Passage to read ::

◆ ◆ ◆

Sponsors and speakers still exalted matrimony and procreation in heterosexual relationships, called for putting God back in the classroom and government, and called abortion murder. But this year’s message was: The nation is in moral decline. Ignore it at your own peril. That was even carried into foreign policy.

Rosenberg, an evangelical Christian born to a Jewish father, said the United States must not support a two-state solution in Israel because a sovereign Palestinian state “defies the biblical mandate.” Interesting that a Christian American would presume to tell Palestinian Muslims they don’t deserve a homeland because of what the Bible says. This follows an evangelical belief that Jews from around the world will gather in Israel, where the second coming of Christ will occur, and — though Rosenberg didn’t spell this out — be converted to Christianity.

“God loves you but if we don’t receive Christ, there are consequences,” Rosenberg warned.

Is fear a new strategy for the Family Leader and its affiliated Family Research Council and Focus on the Family? Is it a response to flagging interest and political losses? Organizers said there were 1,200 attendees, and that there has been steady growth in three years. But many seats were empty. Is it a concession they’re losing the battle over abortion and gay rights? Abortion has not been completely outlawed, even under a conservative U.S. Supreme Court majority. Having succeeded in getting three justices of the Iowa Supreme Court voted out over same-sex marriage, a few years ago, the Family Leader failed in its more recent campaign against a fourth. Same-sex couples are celebrating wedding anniversaries with children and grandchildren, and the planet has survived.

What the planet might not ultimately survive — global warming — wasn’t on the agenda. In fact, if this were a true gathering of faith leaders, one might have expected some commitment to keeping the environment healthy, some compassion for the poor and immigrants. There were calls for abolishing the entire tax system that sustains the poor in times of need. There were calls for boosting border patrols to turn back young asylum seekers before their cases are heard. Iowa’s governor, Terry Branstad, boasted of having cut 1,400 state employees and cut property taxes, which fund education, more than ever in Iowa history.

But if it were a political forum to vet candidates, a Jewish, Muslim, agnostic or atheist one would have had no place there. In one video, Billy Graham’s daughter, Anne Graham Lotz, said, “The only place you get right with God is at the foot of the cross of Jesus Christ.”

◆ ◆ ◆

(Labeled region entries)
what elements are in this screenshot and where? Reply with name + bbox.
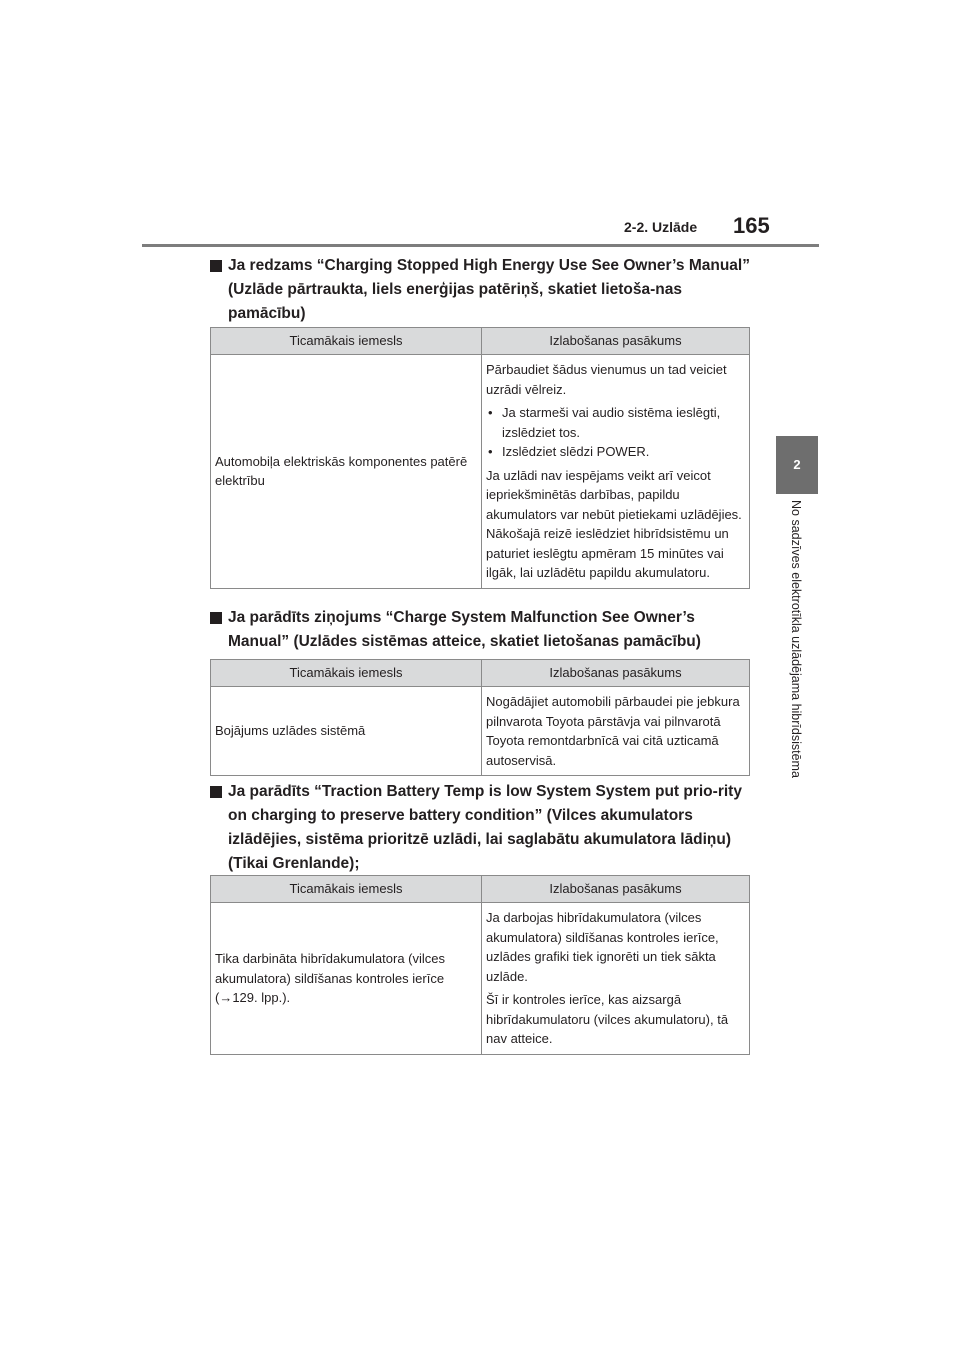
column-header-cause: Ticamākais iemesls (211, 328, 482, 355)
header-divider (142, 244, 819, 247)
table-row (211, 687, 750, 776)
remedy-paragraph: Ja darbojas hibrīdakumulatora (vilces akumulatora) sildīšanas kontroles ierīce, uzlādes grafiki tiek ignorēti un tiek sākta uzlāde. (486, 910, 719, 984)
remedy-note: Ja uzlādi nav iespējams veikt arī veicot iepriekšminētās darbības, papildu akumulators var nebūt pietiekami uzlādējies. Nākošajā reizē ieslēdziet hibrīdsistēmu un paturiet ieslēgtu apmēram 15 minūtes vai ilgāk, lai uzlādētu papildu akumulatoru. (486, 467, 742, 580)
square-bullet-icon (210, 260, 222, 272)
section-title: 2-2. Uzlāde (624, 219, 698, 235)
column-header-remedy: Izlabošanas pasākums (482, 328, 750, 355)
remedy-cell (482, 903, 750, 1055)
table-header-row (211, 328, 750, 355)
chapter-title: No sadzīves elektrotīkla uzlādējama hibrīdsistēma (789, 500, 803, 778)
column-header-remedy: Izlabošanas pasākums (482, 660, 750, 687)
page-number: 165 (733, 213, 770, 238)
section-heading-2: Ja parādīts ziņojums “Charge System Malfunction See Owner’s Manual” (Uzlādes sistēmas atteice, skatiet lietošanas pamācību) (210, 606, 755, 654)
table-1 (210, 327, 750, 589)
list-item: • Izslēdziet slēdzi POWER. (486, 442, 745, 462)
table-3 (210, 875, 750, 1055)
bullet-icon: • (488, 444, 493, 459)
remedy-paragraph: Šī ir kontroles ierīce, kas aizsargā hibrīdakumulatoru (vilces akumulatoru), tā nav atteice. (486, 992, 729, 1046)
column-header-cause: Ticamākais iemesls (211, 660, 482, 687)
bullet-icon: • (488, 405, 493, 420)
chapter-tab: 2 (776, 436, 818, 494)
list-item: • Ja starmeši vai audio sistēma ieslēgti, izslēdziet tos. (488, 405, 721, 440)
remedy-list (486, 403, 745, 462)
table-row (211, 903, 750, 1055)
cause-cell: Bojājums uzlādes sistēmā (211, 687, 482, 776)
section-heading-1: Ja redzams “Charging Stopped High Energy Use See Owner’s Manual” (Uzlāde pārtraukta, liels enerģijas patēriņš, skatiet lietoša-nas pamācību) (210, 254, 755, 326)
remedy-intro: Pārbaudiet šādus vienumus un tad veiciet uzrādi vēlreiz. (486, 362, 727, 397)
remedy-cell: Nogādājiet automobili pārbaudei pie jebkura pilnvarota Toyota pārstāvja vai pilnvarotā Toyota remontdarbnīcā vai citā uzticamā autoservisā. (482, 687, 750, 776)
section-heading-3: Ja parādīts “Traction Battery Temp is low System System put prio-rity on charging to preserve battery condition” (Vilces akumulators izlādējies, sistēma prioritzē uzlādi, lai saglabātu akumulatora lādiņu) (Tikai Grenlande); (210, 780, 755, 876)
table-header-row (211, 660, 750, 687)
table-header-row (211, 876, 750, 903)
cause-cell: Automobiļa elektriskās komponentes patērē elektrību (211, 355, 482, 589)
table-2 (210, 659, 750, 776)
square-bullet-icon (210, 612, 222, 624)
remedy-cell (482, 355, 750, 589)
column-header-cause: Ticamākais iemesls (211, 876, 482, 903)
cause-cell: Tika darbināta hibrīdakumulatora (vilces akumulatora) sildīšanas kontroles ierīce (→129. lpp.). (211, 903, 482, 1055)
square-bullet-icon (210, 786, 222, 798)
table-row (211, 355, 750, 589)
column-header-remedy: Izlabošanas pasākums (482, 876, 750, 903)
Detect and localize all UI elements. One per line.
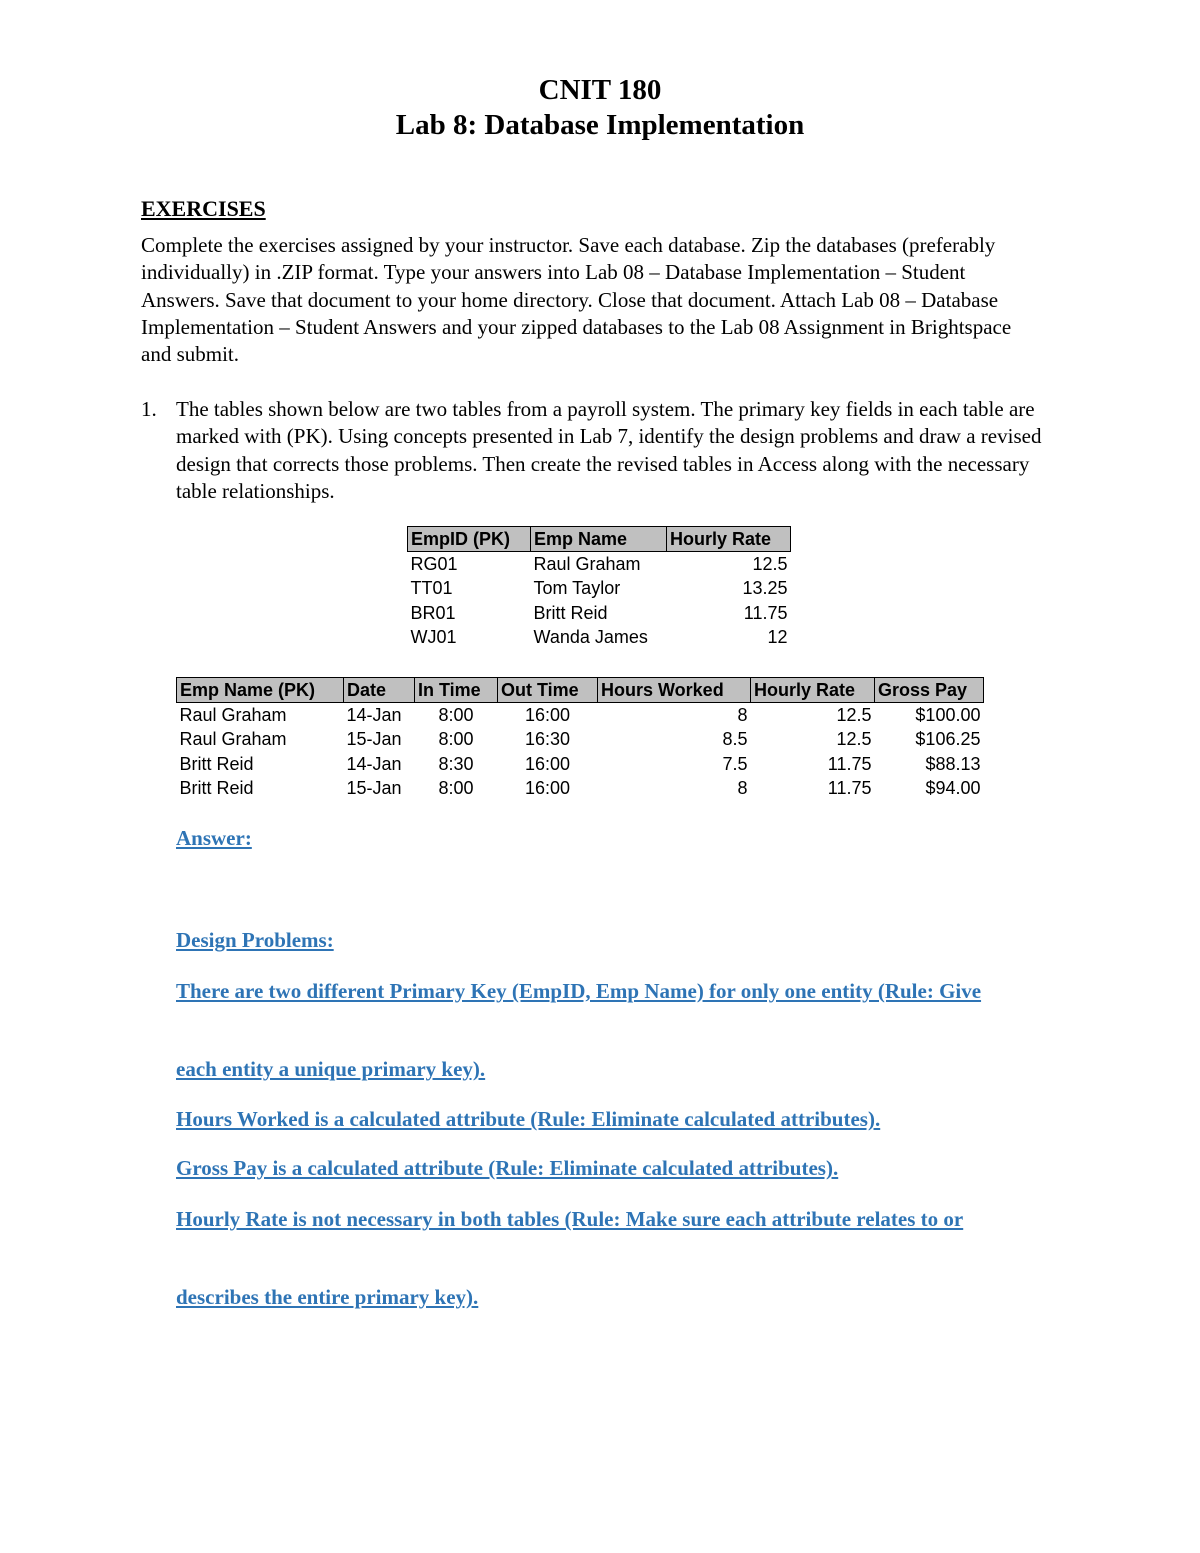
table-cell: 15-Jan [346,729,402,750]
table-cell: 11.75 [743,602,788,623]
column-header: Date [344,678,415,703]
table-cell: 16:30 [524,729,571,750]
table-row [408,577,791,602]
timecard-table [176,677,984,801]
table-cell: Tom Taylor [533,578,621,599]
column-header: Emp Name (PK) [177,678,344,703]
answer-label: Answer: [176,826,252,850]
table-row [408,552,791,577]
table-cell: Raul Graham [179,704,287,725]
table-cell: 12.5 [752,553,788,574]
table-header-row [177,678,984,703]
table-cell: 16:00 [524,778,571,799]
column-header: Hourly Rate [751,678,875,703]
answer-line: Hours Worked is a calculated attribute (Rule: Eliminate calculated attributes). [176,1107,881,1131]
table-cell: 16:00 [524,753,571,774]
table-cell: 8 [737,778,748,799]
table-row [177,703,984,728]
table-row [177,752,984,777]
table-cell: 12 [767,627,788,648]
exercises-intro: Complete the exercises assigned by your instructor. Save each database. Zip the databases (preferably individually) in .ZIP format. Type your answers into Lab 08 – Database Implementation – Student Answers. Save that document to your home directory. Close that document. Attach Lab 08 – Database Implementation – Student Answers and your zipped databases to the Lab 08 Assignment in Brightspace and submit. [141,233,1012,367]
table-cell: 8:00 [438,704,474,725]
table-cell: 12.5 [836,729,872,750]
table-cell: Raul Graham [179,729,287,750]
answer-line: There are two different Primary Key (EmpID, Emp Name) for only one entity (Rule: Give [176,979,982,1003]
table-row [177,728,984,753]
table-cell: 8:00 [438,778,474,799]
table-cell: 7.5 [722,753,748,774]
table-cell: 12.5 [836,704,872,725]
table-cell: 11.75 [827,778,872,799]
column-header: Emp Name [531,527,667,552]
table-cell: $100.00 [915,704,981,725]
column-header: Hourly Rate [667,527,791,552]
column-header: Gross Pay [875,678,984,703]
table-cell: Raul Graham [533,553,641,574]
table-cell: 14-Jan [346,753,402,774]
exercises-heading: EXERCISES [141,196,266,221]
table-cell: WJ01 [410,627,457,648]
table-cell: 8:30 [438,753,474,774]
table-cell: 8 [737,704,748,725]
table-row [408,626,791,651]
answer-line: Gross Pay is a calculated attribute (Rule: Eliminate calculated attributes). [176,1156,839,1180]
employee-table [407,526,791,650]
column-header: Hours Worked [598,678,751,703]
table-cell: 13.25 [742,578,788,599]
table-cell: 8:00 [438,729,474,750]
table-row [408,601,791,626]
table-cell: Britt Reid [533,602,608,623]
table-cell: BR01 [410,602,456,623]
table-cell: 8.5 [722,729,748,750]
table-cell: 16:00 [524,704,571,725]
table-cell: 14-Jan [346,704,402,725]
table-cell: $88.13 [925,753,981,774]
table-row [177,777,984,802]
question-number: 1. [141,397,157,421]
table-cell: Wanda James [533,627,648,648]
answer-line: describes the entire primary key). [176,1285,479,1309]
design-problems-label: Design Problems: [176,928,334,952]
column-header: In Time [415,678,498,703]
answer-line: each entity a unique primary key). [176,1057,486,1081]
table-cell: $94.00 [925,778,981,799]
table-cell: Britt Reid [179,753,254,774]
course-title: CNIT 180 [538,74,662,106]
lab-title: Lab 8: Database Implementation [395,109,805,141]
table-header-row [408,527,791,552]
question-text: The tables shown below are two tables from a payroll system. The primary key fields in each table are marked with (PK). Using concepts presented in Lab 7, identify the design problems and draw a revised design that corrects those problems. Then create the revised tables in Access along with the necessary table relationships. [176,397,1042,503]
table-cell: Britt Reid [179,778,254,799]
table-cell: TT01 [410,578,453,599]
table-cell: 15-Jan [346,778,402,799]
table-cell: $106.25 [915,729,981,750]
table-cell: RG01 [410,553,458,574]
answer-line: Hourly Rate is not necessary in both tables (Rule: Make sure each attribute relates to or [176,1207,964,1231]
column-header: EmpID (PK) [408,527,531,552]
table-cell: 11.75 [827,753,872,774]
column-header: Out Time [498,678,598,703]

◆ ◆ ◆

Answer these questions using the commentary on the Family Leader gathering:
1. How many attendees did organizers say there were?
2. What reason did Rosenberg give for saying the United States must not support a two-state solution in Israel?
3. Who boasted of having cut 1,400 state employees?

1. 1,200
2. He said a sovereign Palestinian state "defies the biblical mandate."
3. Iowa's governor, Terry Branstad